WHAT THIS TASK INVOLVES — Look through the data below. Pick out the lines holding the string "category".

— start of ROWS —

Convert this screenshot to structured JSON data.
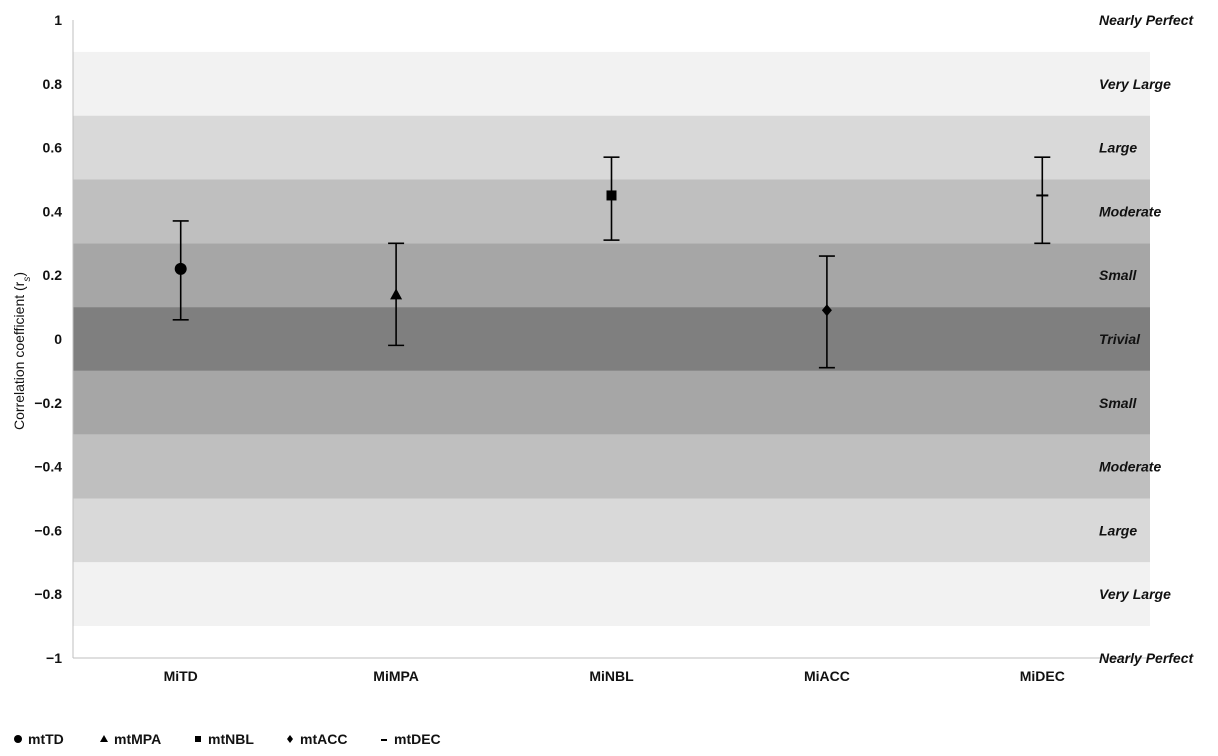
{
  "chart_data": {
    "type": "scatter",
    "title": "",
    "xlabel": "",
    "ylabel": "Correlation coefficient (r",
    "ylabel_subscript": "s",
    "ylabel_suffix": ")",
    "ylim": [
      -1,
      1
    ],
    "yticks": [
      {
        "value": 1,
        "label": "1"
      },
      {
        "value": 0.8,
        "label": "0.8"
      },
      {
        "value": 0.6,
        "label": "0.6"
      },
      {
        "value": 0.4,
        "label": "0.4"
      },
      {
        "value": 0.2,
        "label": "0.2"
      },
      {
        "value": 0,
        "label": "0"
      },
      {
        "value": -0.2,
        "label": "−0.2"
      },
      {
        "value": -0.4,
        "label": "−0.4"
      },
      {
        "value": -0.6,
        "label": "−0.6"
      },
      {
        "value": -0.8,
        "label": "−0.8"
      },
      {
        "value": -1,
        "label": "−1"
      }
    ],
    "categories": [
      "MiTD",
      "MiMPA",
      "MiNBL",
      "MiACC",
      "MiDEC"
    ],
    "bands": [
      {
        "from": 0.9,
        "to": 1.0,
        "label": "Nearly Perfect",
        "color": "#ffffff"
      },
      {
        "from": 0.7,
        "to": 0.9,
        "label": "Very Large",
        "color": "#f2f2f2"
      },
      {
        "from": 0.5,
        "to": 0.7,
        "label": "Large",
        "color": "#d9d9d9"
      },
      {
        "from": 0.3,
        "to": 0.5,
        "label": "Moderate",
        "color": "#bfbfbf"
      },
      {
        "from": 0.1,
        "to": 0.3,
        "label": "Small",
        "color": "#a6a6a6"
      },
      {
        "from": -0.1,
        "to": 0.1,
        "label": "Trivial",
        "color": "#7f7f7f"
      },
      {
        "from": -0.3,
        "to": -0.1,
        "label": "Small",
        "color": "#a6a6a6"
      },
      {
        "from": -0.5,
        "to": -0.3,
        "label": "Moderate",
        "color": "#bfbfbf"
      },
      {
        "from": -0.7,
        "to": -0.5,
        "label": "Large",
        "color": "#d9d9d9"
      },
      {
        "from": -0.9,
        "to": -0.7,
        "label": "Very Large",
        "color": "#f2f2f2"
      },
      {
        "from": -1.0,
        "to": -0.9,
        "label": "Nearly Perfect",
        "color": "#ffffff"
      }
    ],
    "series": [
      {
        "name": "mtTD",
        "marker": "circle",
        "category": "MiTD",
        "value": 0.22,
        "lower": 0.06,
        "upper": 0.37
      },
      {
        "name": "mtMPA",
        "marker": "triangle",
        "category": "MiMPA",
        "value": 0.14,
        "lower": -0.02,
        "upper": 0.3
      },
      {
        "name": "mtNBL",
        "marker": "square",
        "category": "MiNBL",
        "value": 0.45,
        "lower": 0.31,
        "upper": 0.57
      },
      {
        "name": "mtACC",
        "marker": "diamond",
        "category": "MiACC",
        "value": 0.09,
        "lower": -0.09,
        "upper": 0.26
      },
      {
        "name": "mtDEC",
        "marker": "dash",
        "category": "MiDEC",
        "value": 0.45,
        "lower": 0.3,
        "upper": 0.57
      }
    ],
    "legend": {
      "position": "bottom-left"
    },
    "grid": false
  },
  "colors": {
    "marker": "#000000",
    "axis": "#bfbfbf"
  }
}
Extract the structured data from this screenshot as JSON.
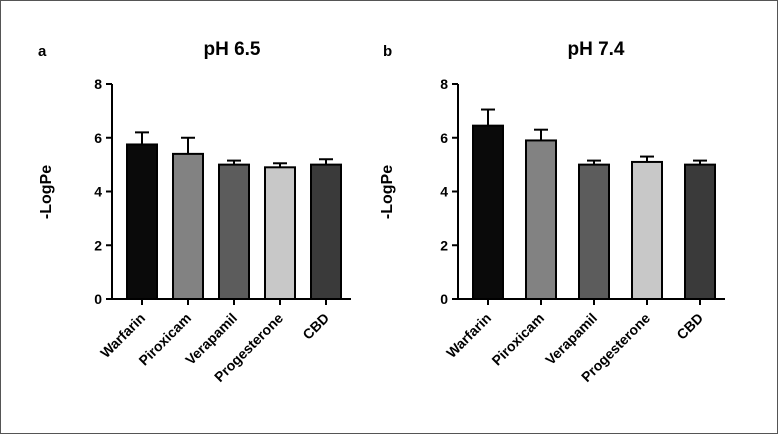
{
  "chart_data": [
    {
      "type": "bar",
      "panel_label": "a",
      "title": "pH 6.5",
      "xlabel": "",
      "ylabel": "-LogPe",
      "ylim": [
        0,
        8
      ],
      "yticks": [
        "0",
        "2",
        "4",
        "6",
        "8"
      ],
      "categories": [
        "Warfarin",
        "Piroxicam",
        "Verapamil",
        "Progesterone",
        "CBD"
      ],
      "values": [
        5.75,
        5.4,
        5.0,
        4.9,
        5.0
      ],
      "errors": [
        0.45,
        0.6,
        0.15,
        0.15,
        0.2
      ],
      "bar_colors": [
        "#0a0a0a",
        "#828282",
        "#5c5c5c",
        "#c8c8c8",
        "#3a3a3a"
      ]
    },
    {
      "type": "bar",
      "panel_label": "b",
      "title": "pH 7.4",
      "xlabel": "",
      "ylabel": "-LogPe",
      "ylim": [
        0,
        8
      ],
      "yticks": [
        "0",
        "2",
        "4",
        "6",
        "8"
      ],
      "categories": [
        "Warfarin",
        "Piroxicam",
        "Verapamil",
        "Progesterone",
        "CBD"
      ],
      "values": [
        6.45,
        5.9,
        5.0,
        5.1,
        5.0
      ],
      "errors": [
        0.6,
        0.4,
        0.15,
        0.2,
        0.15
      ],
      "bar_colors": [
        "#0a0a0a",
        "#828282",
        "#5c5c5c",
        "#c8c8c8",
        "#3a3a3a"
      ]
    }
  ]
}
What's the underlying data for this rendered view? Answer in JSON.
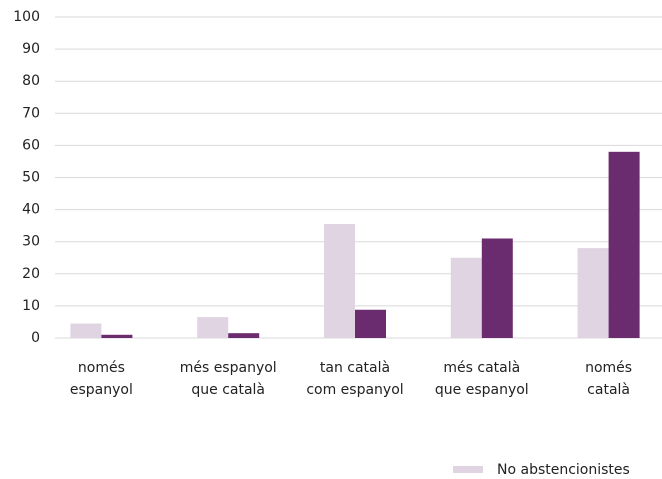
{
  "chart_data": {
    "type": "bar",
    "categories": [
      [
        "només",
        "espanyol"
      ],
      [
        "més espanyol",
        "que català"
      ],
      [
        "tan català",
        "com espanyol"
      ],
      [
        "més català",
        "que espanyol"
      ],
      [
        "només",
        "català"
      ]
    ],
    "series": [
      {
        "name": "No abstencionistes",
        "color": "#e0d3e2",
        "values": [
          4.5,
          6.5,
          35.5,
          25,
          28
        ]
      },
      {
        "color": "#6a2c6e",
        "values": [
          1,
          1.5,
          8.8,
          31,
          58
        ]
      }
    ],
    "ylim": [
      0,
      100
    ],
    "yticks": [
      0,
      10,
      20,
      30,
      40,
      50,
      60,
      70,
      80,
      90,
      100
    ],
    "grid": true,
    "legend": "bottom-right"
  }
}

— end of ROWS —

EXERCISE SOLUTION —
        "category": "MiTD",
        "category": "MiMPA",
        "category": "MiNBL",
        "category": "MiACC",
        "category": "MiDEC",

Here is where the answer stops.